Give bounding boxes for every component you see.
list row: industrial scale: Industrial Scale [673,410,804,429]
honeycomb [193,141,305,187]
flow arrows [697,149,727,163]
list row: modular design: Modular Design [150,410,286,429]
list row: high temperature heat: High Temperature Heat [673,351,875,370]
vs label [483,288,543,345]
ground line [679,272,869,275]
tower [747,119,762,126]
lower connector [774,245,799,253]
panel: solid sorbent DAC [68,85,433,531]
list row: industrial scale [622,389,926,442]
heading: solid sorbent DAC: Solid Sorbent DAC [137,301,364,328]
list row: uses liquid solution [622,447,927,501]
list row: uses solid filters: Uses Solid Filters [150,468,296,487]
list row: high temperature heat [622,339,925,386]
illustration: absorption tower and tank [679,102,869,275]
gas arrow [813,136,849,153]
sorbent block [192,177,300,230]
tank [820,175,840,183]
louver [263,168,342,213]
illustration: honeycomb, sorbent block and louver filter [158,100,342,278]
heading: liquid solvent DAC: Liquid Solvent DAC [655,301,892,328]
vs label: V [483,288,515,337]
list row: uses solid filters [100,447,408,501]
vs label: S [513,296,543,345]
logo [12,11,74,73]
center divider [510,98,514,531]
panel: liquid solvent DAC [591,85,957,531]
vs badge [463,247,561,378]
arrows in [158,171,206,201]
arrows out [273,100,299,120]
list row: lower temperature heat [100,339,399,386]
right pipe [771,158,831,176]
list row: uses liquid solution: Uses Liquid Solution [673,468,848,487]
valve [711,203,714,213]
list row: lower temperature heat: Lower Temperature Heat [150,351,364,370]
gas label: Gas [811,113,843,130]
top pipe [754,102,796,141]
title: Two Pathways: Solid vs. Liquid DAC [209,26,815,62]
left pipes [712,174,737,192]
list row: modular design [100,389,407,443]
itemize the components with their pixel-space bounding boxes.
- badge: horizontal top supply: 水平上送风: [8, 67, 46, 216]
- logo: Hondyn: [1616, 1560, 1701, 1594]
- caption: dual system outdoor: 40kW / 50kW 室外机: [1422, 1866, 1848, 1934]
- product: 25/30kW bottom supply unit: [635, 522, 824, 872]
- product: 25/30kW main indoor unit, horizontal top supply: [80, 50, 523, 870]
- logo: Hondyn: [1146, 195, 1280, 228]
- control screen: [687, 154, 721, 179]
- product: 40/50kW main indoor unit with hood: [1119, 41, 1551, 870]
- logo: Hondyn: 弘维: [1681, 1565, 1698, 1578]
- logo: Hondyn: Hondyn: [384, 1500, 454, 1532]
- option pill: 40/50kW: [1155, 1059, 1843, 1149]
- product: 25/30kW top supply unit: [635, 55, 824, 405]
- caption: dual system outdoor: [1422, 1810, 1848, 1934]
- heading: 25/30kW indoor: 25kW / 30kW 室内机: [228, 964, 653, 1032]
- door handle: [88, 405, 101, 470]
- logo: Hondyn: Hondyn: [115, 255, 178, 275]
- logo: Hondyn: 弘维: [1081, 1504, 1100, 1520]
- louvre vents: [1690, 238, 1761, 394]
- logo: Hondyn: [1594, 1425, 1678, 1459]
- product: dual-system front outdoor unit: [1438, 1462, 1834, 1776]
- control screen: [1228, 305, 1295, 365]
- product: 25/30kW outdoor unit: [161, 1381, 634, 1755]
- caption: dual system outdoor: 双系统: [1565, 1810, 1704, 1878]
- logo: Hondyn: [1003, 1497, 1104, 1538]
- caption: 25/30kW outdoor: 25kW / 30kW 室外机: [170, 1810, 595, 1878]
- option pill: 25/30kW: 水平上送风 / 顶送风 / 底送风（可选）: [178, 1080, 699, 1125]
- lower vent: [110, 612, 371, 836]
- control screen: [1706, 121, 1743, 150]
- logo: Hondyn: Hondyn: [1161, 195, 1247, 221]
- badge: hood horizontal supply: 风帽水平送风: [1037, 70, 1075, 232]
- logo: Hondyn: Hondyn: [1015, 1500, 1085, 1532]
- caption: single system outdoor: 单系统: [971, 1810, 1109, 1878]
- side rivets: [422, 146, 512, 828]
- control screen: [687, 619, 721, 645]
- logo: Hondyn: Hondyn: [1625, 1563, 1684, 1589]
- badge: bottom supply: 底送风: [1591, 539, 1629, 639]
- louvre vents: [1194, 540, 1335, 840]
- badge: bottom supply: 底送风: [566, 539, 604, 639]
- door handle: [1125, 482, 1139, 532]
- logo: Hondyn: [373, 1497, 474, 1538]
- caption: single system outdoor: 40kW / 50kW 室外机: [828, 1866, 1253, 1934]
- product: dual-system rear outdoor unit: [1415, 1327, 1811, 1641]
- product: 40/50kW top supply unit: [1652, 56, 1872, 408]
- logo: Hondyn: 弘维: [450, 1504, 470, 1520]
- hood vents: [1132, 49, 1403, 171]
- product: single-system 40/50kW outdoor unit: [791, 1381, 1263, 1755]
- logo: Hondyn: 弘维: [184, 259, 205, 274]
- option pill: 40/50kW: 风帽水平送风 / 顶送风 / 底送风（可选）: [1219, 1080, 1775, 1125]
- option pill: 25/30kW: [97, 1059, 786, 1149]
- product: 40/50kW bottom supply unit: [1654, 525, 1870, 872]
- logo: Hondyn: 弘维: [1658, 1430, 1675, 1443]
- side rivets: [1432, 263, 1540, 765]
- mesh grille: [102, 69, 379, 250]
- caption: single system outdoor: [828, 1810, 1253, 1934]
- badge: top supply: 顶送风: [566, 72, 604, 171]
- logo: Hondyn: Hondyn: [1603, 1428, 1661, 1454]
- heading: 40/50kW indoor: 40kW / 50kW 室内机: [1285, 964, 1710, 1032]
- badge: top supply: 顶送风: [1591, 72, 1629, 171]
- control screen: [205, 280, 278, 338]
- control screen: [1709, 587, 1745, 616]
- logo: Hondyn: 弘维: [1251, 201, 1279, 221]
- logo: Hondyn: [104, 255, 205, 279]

• • •

Work to be completed
Rewrite the rows above, replacing every instance of "list row" with "list item" and leaving everything else unchanged.

Worked solution
Give bounding boxes for every component you see.
list item: industrial scale: Industrial Scale [673,410,804,429]
honeycomb [193,141,305,187]
flow arrows [697,149,727,163]
list item: modular design: Modular Design [150,410,286,429]
list item: high temperature heat: High Temperature Heat [673,351,875,370]
vs label [483,288,543,345]
ground line [679,272,869,275]
tower [747,119,762,126]
lower connector [774,245,799,253]
panel: solid sorbent DAC [68,85,433,531]
list item: industrial scale [622,389,926,442]
heading: solid sorbent DAC: Solid Sorbent DAC [137,301,364,328]
list item: uses liquid solution [622,447,927,501]
list item: uses solid filters: Uses Solid Filters [150,468,296,487]
list item: high temperature heat [622,339,925,386]
illustration: absorption tower and tank [679,102,869,275]
gas arrow [813,136,849,153]
sorbent block [192,177,300,230]
tank [820,175,840,183]
louver [263,168,342,213]
illustration: honeycomb, sorbent block and louver filter [158,100,342,278]
heading: liquid solvent DAC: Liquid Solvent DAC [655,301,892,328]
vs label: V [483,288,515,337]
list item: uses solid filters [100,447,408,501]
vs label: S [513,296,543,345]
logo [12,11,74,73]
center divider [510,98,514,531]
panel: liquid solvent DAC [591,85,957,531]
vs badge [463,247,561,378]
arrows in [158,171,206,201]
arrows out [273,100,299,120]
list item: lower temperature heat [100,339,399,386]
right pipe [771,158,831,176]
list item: uses liquid solution: Uses Liquid Solution [673,468,848,487]
valve [711,203,714,213]
list item: lower temperature heat: Lower Temperature Heat [150,351,364,370]
gas label: Gas [811,113,843,130]
top pipe [754,102,796,141]
title: Two Pathways: Solid vs. Liquid DAC [209,26,815,62]
left pipes [712,174,737,192]
list item: modular design [100,389,407,443]
itemize the components with their pixel-space bounding boxes.
- badge: horizontal top supply: 水平上送风: [8, 67, 46, 216]
- logo: Hondyn: [1616, 1560, 1701, 1594]
- caption: dual system outdoor: 40kW / 50kW 室外机: [1422, 1866, 1848, 1934]
- product: 25/30kW bottom supply unit: [635, 522, 824, 872]
- product: 25/30kW main indoor unit, horizontal top supply: [80, 50, 523, 870]
- logo: Hondyn: [1146, 195, 1280, 228]
- control screen: [687, 154, 721, 179]
- product: 40/50kW main indoor unit with hood: [1119, 41, 1551, 870]
- logo: Hondyn: 弘维: [1681, 1565, 1698, 1578]
- logo: Hondyn: Hondyn: [384, 1500, 454, 1532]
- option pill: 40/50kW: [1155, 1059, 1843, 1149]
- product: 25/30kW top supply unit: [635, 55, 824, 405]
- caption: dual system outdoor: [1422, 1810, 1848, 1934]
- heading: 25/30kW indoor: 25kW / 30kW 室内机: [228, 964, 653, 1032]
- door handle: [88, 405, 101, 470]
- logo: Hondyn: Hondyn: [115, 255, 178, 275]
- logo: Hondyn: 弘维: [1081, 1504, 1100, 1520]
- louvre vents: [1690, 238, 1761, 394]
- logo: Hondyn: [1594, 1425, 1678, 1459]
- product: dual-system front outdoor unit: [1438, 1462, 1834, 1776]
- control screen: [1228, 305, 1295, 365]
- product: 25/30kW outdoor unit: [161, 1381, 634, 1755]
- caption: dual system outdoor: 双系统: [1565, 1810, 1704, 1878]
- logo: Hondyn: [1003, 1497, 1104, 1538]
- caption: 25/30kW outdoor: 25kW / 30kW 室外机: [170, 1810, 595, 1878]
- option pill: 25/30kW: 水平上送风 / 顶送风 / 底送风（可选）: [178, 1080, 699, 1125]
- lower vent: [110, 612, 371, 836]
- control screen: [1706, 121, 1743, 150]
- logo: Hondyn: Hondyn: [1161, 195, 1247, 221]
- badge: hood horizontal supply: 风帽水平送风: [1037, 70, 1075, 232]
- logo: Hondyn: Hondyn: [1015, 1500, 1085, 1532]
- caption: single system outdoor: 单系统: [971, 1810, 1109, 1878]
- side rivets: [422, 146, 512, 828]
- control screen: [687, 619, 721, 645]
- logo: Hondyn: Hondyn: [1625, 1563, 1684, 1589]
- badge: bottom supply: 底送风: [1591, 539, 1629, 639]
- louvre vents: [1194, 540, 1335, 840]
- badge: bottom supply: 底送风: [566, 539, 604, 639]
- door handle: [1125, 482, 1139, 532]
- logo: Hondyn: [373, 1497, 474, 1538]
- caption: single system outdoor: 40kW / 50kW 室外机: [828, 1866, 1253, 1934]
- product: dual-system rear outdoor unit: [1415, 1327, 1811, 1641]
- product: 40/50kW top supply unit: [1652, 56, 1872, 408]
- logo: Hondyn: 弘维: [450, 1504, 470, 1520]
- hood vents: [1132, 49, 1403, 171]
- product: single-system 40/50kW outdoor unit: [791, 1381, 1263, 1755]
- logo: Hondyn: 弘维: [184, 259, 205, 274]
- option pill: 40/50kW: 风帽水平送风 / 顶送风 / 底送风（可选）: [1219, 1080, 1775, 1125]
- option pill: 25/30kW: [97, 1059, 786, 1149]
- product: 40/50kW bottom supply unit: [1654, 525, 1870, 872]
- logo: Hondyn: 弘维: [1658, 1430, 1675, 1443]
- side rivets: [1432, 263, 1540, 765]
- mesh grille: [102, 69, 379, 250]
- caption: single system outdoor: [828, 1810, 1253, 1934]
- badge: top supply: 顶送风: [566, 72, 604, 171]
- logo: Hondyn: Hondyn: [1603, 1428, 1661, 1454]
- heading: 40/50kW indoor: 40kW / 50kW 室内机: [1285, 964, 1710, 1032]
- badge: top supply: 顶送风: [1591, 72, 1629, 171]
- control screen: [205, 280, 278, 338]
- control screen: [1709, 587, 1745, 616]
- logo: Hondyn: 弘维: [1251, 201, 1279, 221]
- logo: Hondyn: [104, 255, 205, 279]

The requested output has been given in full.